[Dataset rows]
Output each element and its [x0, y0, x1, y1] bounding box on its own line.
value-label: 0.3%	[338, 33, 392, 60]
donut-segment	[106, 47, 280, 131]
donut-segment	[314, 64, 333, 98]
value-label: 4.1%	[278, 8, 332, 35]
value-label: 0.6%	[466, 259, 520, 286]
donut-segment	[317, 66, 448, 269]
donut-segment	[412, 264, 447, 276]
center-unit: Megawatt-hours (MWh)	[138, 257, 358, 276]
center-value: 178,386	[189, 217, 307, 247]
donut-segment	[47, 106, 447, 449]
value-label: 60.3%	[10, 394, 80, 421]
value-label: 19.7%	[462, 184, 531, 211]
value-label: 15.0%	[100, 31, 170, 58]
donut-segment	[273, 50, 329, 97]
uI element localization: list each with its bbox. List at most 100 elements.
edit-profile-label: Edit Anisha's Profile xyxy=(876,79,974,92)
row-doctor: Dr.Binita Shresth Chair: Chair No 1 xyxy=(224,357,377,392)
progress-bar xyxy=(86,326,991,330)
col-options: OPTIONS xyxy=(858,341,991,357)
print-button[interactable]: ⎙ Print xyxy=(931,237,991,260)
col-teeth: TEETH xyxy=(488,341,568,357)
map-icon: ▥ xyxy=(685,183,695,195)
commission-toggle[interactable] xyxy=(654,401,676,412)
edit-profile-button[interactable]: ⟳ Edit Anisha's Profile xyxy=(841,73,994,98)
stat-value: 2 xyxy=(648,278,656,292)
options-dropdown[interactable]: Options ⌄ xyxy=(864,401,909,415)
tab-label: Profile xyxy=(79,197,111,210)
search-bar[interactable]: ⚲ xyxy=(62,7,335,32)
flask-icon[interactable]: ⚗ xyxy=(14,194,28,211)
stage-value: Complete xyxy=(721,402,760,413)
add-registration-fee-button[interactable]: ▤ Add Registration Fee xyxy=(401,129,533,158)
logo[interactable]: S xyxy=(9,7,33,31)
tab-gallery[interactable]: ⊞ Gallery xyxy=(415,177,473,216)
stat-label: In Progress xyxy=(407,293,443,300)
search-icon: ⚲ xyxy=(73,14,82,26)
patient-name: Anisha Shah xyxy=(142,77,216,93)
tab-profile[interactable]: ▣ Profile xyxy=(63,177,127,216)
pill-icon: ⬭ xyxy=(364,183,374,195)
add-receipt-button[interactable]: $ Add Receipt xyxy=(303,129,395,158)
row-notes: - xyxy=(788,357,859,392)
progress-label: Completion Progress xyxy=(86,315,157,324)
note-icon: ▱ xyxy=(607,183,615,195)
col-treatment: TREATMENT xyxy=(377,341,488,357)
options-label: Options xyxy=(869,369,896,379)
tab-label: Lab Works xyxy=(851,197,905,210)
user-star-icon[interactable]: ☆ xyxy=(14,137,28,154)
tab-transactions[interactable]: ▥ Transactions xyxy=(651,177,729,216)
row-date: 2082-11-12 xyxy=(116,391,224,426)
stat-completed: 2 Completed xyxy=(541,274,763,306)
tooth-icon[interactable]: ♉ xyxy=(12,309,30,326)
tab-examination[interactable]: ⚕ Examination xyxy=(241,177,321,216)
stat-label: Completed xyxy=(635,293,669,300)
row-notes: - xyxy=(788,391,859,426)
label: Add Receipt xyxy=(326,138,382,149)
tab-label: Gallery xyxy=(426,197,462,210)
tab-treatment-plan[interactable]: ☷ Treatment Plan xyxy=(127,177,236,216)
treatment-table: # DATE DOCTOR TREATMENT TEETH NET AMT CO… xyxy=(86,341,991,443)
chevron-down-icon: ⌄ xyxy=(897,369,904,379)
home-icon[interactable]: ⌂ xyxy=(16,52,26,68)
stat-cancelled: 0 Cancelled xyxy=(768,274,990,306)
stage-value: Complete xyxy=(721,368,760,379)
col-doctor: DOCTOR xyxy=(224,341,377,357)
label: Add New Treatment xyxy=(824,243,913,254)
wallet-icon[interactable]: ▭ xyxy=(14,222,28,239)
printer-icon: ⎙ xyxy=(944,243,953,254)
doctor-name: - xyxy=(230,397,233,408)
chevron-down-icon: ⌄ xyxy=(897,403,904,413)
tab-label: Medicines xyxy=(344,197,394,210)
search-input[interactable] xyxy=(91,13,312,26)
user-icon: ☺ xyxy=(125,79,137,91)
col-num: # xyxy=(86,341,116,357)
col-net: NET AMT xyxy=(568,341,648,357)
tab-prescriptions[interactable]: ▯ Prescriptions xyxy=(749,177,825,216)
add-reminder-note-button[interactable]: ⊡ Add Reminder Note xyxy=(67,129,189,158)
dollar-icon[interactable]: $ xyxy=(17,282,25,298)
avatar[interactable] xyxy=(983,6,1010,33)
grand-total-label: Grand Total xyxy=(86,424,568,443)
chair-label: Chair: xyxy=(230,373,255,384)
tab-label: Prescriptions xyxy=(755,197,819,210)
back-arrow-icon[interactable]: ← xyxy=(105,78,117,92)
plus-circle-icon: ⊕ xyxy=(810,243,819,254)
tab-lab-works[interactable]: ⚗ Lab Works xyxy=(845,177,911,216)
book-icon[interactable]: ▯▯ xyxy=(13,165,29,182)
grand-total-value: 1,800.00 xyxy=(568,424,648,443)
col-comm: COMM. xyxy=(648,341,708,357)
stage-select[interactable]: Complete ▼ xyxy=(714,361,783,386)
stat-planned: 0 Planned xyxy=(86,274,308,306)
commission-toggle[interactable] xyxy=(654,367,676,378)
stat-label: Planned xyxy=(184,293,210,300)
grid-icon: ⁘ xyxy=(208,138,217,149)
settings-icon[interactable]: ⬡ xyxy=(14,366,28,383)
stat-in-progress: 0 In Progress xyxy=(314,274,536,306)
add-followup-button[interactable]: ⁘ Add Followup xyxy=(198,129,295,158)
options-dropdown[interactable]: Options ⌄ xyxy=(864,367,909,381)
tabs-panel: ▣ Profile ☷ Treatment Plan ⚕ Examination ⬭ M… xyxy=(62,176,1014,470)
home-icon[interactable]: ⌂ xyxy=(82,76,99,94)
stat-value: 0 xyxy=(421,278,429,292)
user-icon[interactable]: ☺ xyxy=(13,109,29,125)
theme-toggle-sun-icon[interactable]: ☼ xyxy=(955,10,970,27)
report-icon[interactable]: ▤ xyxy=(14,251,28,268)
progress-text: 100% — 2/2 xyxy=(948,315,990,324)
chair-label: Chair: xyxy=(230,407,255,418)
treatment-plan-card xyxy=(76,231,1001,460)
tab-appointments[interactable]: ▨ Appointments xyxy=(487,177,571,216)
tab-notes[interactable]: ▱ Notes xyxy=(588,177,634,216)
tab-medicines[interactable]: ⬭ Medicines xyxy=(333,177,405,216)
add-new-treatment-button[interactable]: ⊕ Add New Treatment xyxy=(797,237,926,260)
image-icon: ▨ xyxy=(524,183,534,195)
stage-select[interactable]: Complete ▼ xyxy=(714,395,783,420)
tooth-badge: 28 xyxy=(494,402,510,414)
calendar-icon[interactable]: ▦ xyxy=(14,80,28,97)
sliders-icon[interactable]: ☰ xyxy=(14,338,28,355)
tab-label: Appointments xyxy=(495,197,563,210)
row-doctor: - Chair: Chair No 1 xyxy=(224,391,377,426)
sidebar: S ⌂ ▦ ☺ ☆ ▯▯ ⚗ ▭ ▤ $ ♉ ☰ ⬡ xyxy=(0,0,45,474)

What to produce: Reproduce the rows above line for line, with no changes.

Result below:
Output each element and its [x0, y0, x1, y1] bounding box on its own line.
value-label: 0.3%	[338, 33, 392, 60]
donut-segment	[106, 47, 280, 131]
donut-segment	[314, 64, 333, 98]
value-label: 4.1%	[278, 8, 332, 35]
value-label: 0.6%	[466, 259, 520, 286]
donut-segment	[317, 66, 448, 269]
donut-segment	[412, 264, 447, 276]
center-unit: Megawatt-hours (MWh)	[138, 257, 358, 276]
center-value: 178,386	[189, 217, 307, 247]
donut-segment	[47, 106, 447, 449]
value-label: 60.3%	[10, 394, 80, 421]
value-label: 19.7%	[462, 184, 531, 211]
value-label: 15.0%	[100, 31, 170, 58]
donut-segment	[273, 50, 329, 97]
uI element localization: list each with its bbox. List at most 100 elements.
edit-profile-label: Edit Anisha's Profile xyxy=(876,79,974,92)
row-doctor: Dr.Binita Shresth Chair: Chair No 1 xyxy=(224,357,377,392)
progress-bar xyxy=(86,326,991,330)
col-options: OPTIONS xyxy=(858,341,991,357)
print-button[interactable]: ⎙ Print xyxy=(931,237,991,260)
col-teeth: TEETH xyxy=(488,341,568,357)
map-icon: ▥ xyxy=(685,183,695,195)
commission-toggle[interactable] xyxy=(654,401,676,412)
edit-profile-button[interactable]: ⟳ Edit Anisha's Profile xyxy=(841,73,994,98)
stat-value: 2 xyxy=(648,278,656,292)
options-dropdown[interactable]: Options ⌄ xyxy=(864,401,909,415)
tab-label: Profile xyxy=(79,197,111,210)
search-bar[interactable]: ⚲ xyxy=(62,7,335,32)
flask-icon[interactable]: ⚗ xyxy=(14,194,28,211)
stage-value: Complete xyxy=(721,402,760,413)
add-registration-fee-button[interactable]: ▤ Add Registration Fee xyxy=(401,129,533,158)
logo[interactable]: S xyxy=(9,7,33,31)
tab-gallery[interactable]: ⊞ Gallery xyxy=(415,177,473,216)
stat-label: In Progress xyxy=(407,293,443,300)
search-icon: ⚲ xyxy=(73,14,82,26)
patient-name: Anisha Shah xyxy=(142,77,216,93)
tab-profile[interactable]: ▣ Profile xyxy=(63,177,127,216)
pill-icon: ⬭ xyxy=(364,183,374,195)
add-receipt-button[interactable]: $ Add Receipt xyxy=(303,129,395,158)
row-notes: - xyxy=(788,357,859,392)
progress-label: Completion Progress xyxy=(86,315,157,324)
note-icon: ▱ xyxy=(607,183,615,195)
col-treatment: TREATMENT xyxy=(377,341,488,357)
options-label: Options xyxy=(869,369,896,379)
tab-label: Lab Works xyxy=(851,197,905,210)
user-star-icon[interactable]: ☆ xyxy=(14,137,28,154)
tab-transactions[interactable]: ▥ Transactions xyxy=(651,177,729,216)
row-date: 2082-11-12 xyxy=(116,391,224,426)
stat-completed: 2 Completed xyxy=(541,274,763,306)
tooth-icon[interactable]: ♉ xyxy=(12,309,30,326)
tab-examination[interactable]: ⚕ Examination xyxy=(241,177,321,216)
stat-label: Completed xyxy=(635,293,669,300)
row-notes: - xyxy=(788,391,859,426)
label: Add Receipt xyxy=(326,138,382,149)
tab-label: Gallery xyxy=(426,197,462,210)
tab-treatment-plan[interactable]: ☷ Treatment Plan xyxy=(127,177,236,216)
treatment-table: # DATE DOCTOR TREATMENT TEETH NET AMT CO… xyxy=(86,341,991,443)
chevron-down-icon: ⌄ xyxy=(897,369,904,379)
home-icon[interactable]: ⌂ xyxy=(16,52,26,68)
stat-cancelled: 0 Cancelled xyxy=(768,274,990,306)
stage-value: Complete xyxy=(721,368,760,379)
col-doctor: DOCTOR xyxy=(224,341,377,357)
label: Add New Treatment xyxy=(824,243,913,254)
wallet-icon[interactable]: ▭ xyxy=(14,222,28,239)
printer-icon: ⎙ xyxy=(944,243,953,254)
doctor-name: - xyxy=(230,397,233,408)
chevron-down-icon: ⌄ xyxy=(897,403,904,413)
tab-label: Medicines xyxy=(344,197,394,210)
search-input[interactable] xyxy=(91,13,312,26)
user-icon: ☺ xyxy=(125,79,137,91)
col-num: # xyxy=(86,341,116,357)
col-net: NET AMT xyxy=(568,341,648,357)
tab-prescriptions[interactable]: ▯ Prescriptions xyxy=(749,177,825,216)
add-reminder-note-button[interactable]: ⊡ Add Reminder Note xyxy=(67,129,189,158)
dollar-icon[interactable]: $ xyxy=(17,282,25,298)
avatar[interactable] xyxy=(983,6,1010,33)
grand-total-label: Grand Total xyxy=(86,424,568,443)
chair-label: Chair: xyxy=(230,373,255,384)
tab-label: Prescriptions xyxy=(755,197,819,210)
back-arrow-icon[interactable]: ← xyxy=(105,78,117,92)
plus-circle-icon: ⊕ xyxy=(810,243,819,254)
tab-lab-works[interactable]: ⚗ Lab Works xyxy=(845,177,911,216)
book-icon[interactable]: ▯▯ xyxy=(13,165,29,182)
grand-total-value: 1,800.00 xyxy=(568,424,648,443)
col-comm: COMM. xyxy=(648,341,708,357)
stage-select[interactable]: Complete ▼ xyxy=(714,361,783,386)
stat-planned: 0 Planned xyxy=(86,274,308,306)
commission-toggle[interactable] xyxy=(654,367,676,378)
stat-label: Planned xyxy=(184,293,210,300)
grid-icon: ⁘ xyxy=(208,138,217,149)
settings-icon[interactable]: ⬡ xyxy=(14,366,28,383)
stat-in-progress: 0 In Progress xyxy=(314,274,536,306)
add-followup-button[interactable]: ⁘ Add Followup xyxy=(198,129,295,158)
options-dropdown[interactable]: Options ⌄ xyxy=(864,367,909,381)
tabs-panel: ▣ Profile ☷ Treatment Plan ⚕ Examination ⬭ M… xyxy=(62,176,1014,470)
home-icon[interactable]: ⌂ xyxy=(82,76,99,94)
stat-value: 0 xyxy=(421,278,429,292)
user-icon[interactable]: ☺ xyxy=(13,109,29,125)
theme-toggle-sun-icon[interactable]: ☼ xyxy=(955,10,970,27)
report-icon[interactable]: ▤ xyxy=(14,251,28,268)
progress-text: 100% — 2/2 xyxy=(948,315,990,324)
chair-label: Chair: xyxy=(230,407,255,418)
treatment-plan-card xyxy=(76,231,1001,460)
tab-appointments[interactable]: ▨ Appointments xyxy=(487,177,571,216)
tab-notes[interactable]: ▱ Notes xyxy=(588,177,634,216)
tab-medicines[interactable]: ⬭ Medicines xyxy=(333,177,405,216)
add-new-treatment-button[interactable]: ⊕ Add New Treatment xyxy=(797,237,926,260)
image-icon: ▨ xyxy=(524,183,534,195)
stage-select[interactable]: Complete ▼ xyxy=(714,395,783,420)
tooth-badge: 28 xyxy=(494,402,510,414)
calendar-icon[interactable]: ▦ xyxy=(14,80,28,97)
sliders-icon[interactable]: ☰ xyxy=(14,338,28,355)
tab-label: Appointments xyxy=(495,197,563,210)
row-doctor: - Chair: Chair No 1 xyxy=(224,391,377,426)
sidebar: S ⌂ ▦ ☺ ☆ ▯▯ ⚗ ▭ ▤ $ ♉ ☰ ⬡ xyxy=(0,0,45,474)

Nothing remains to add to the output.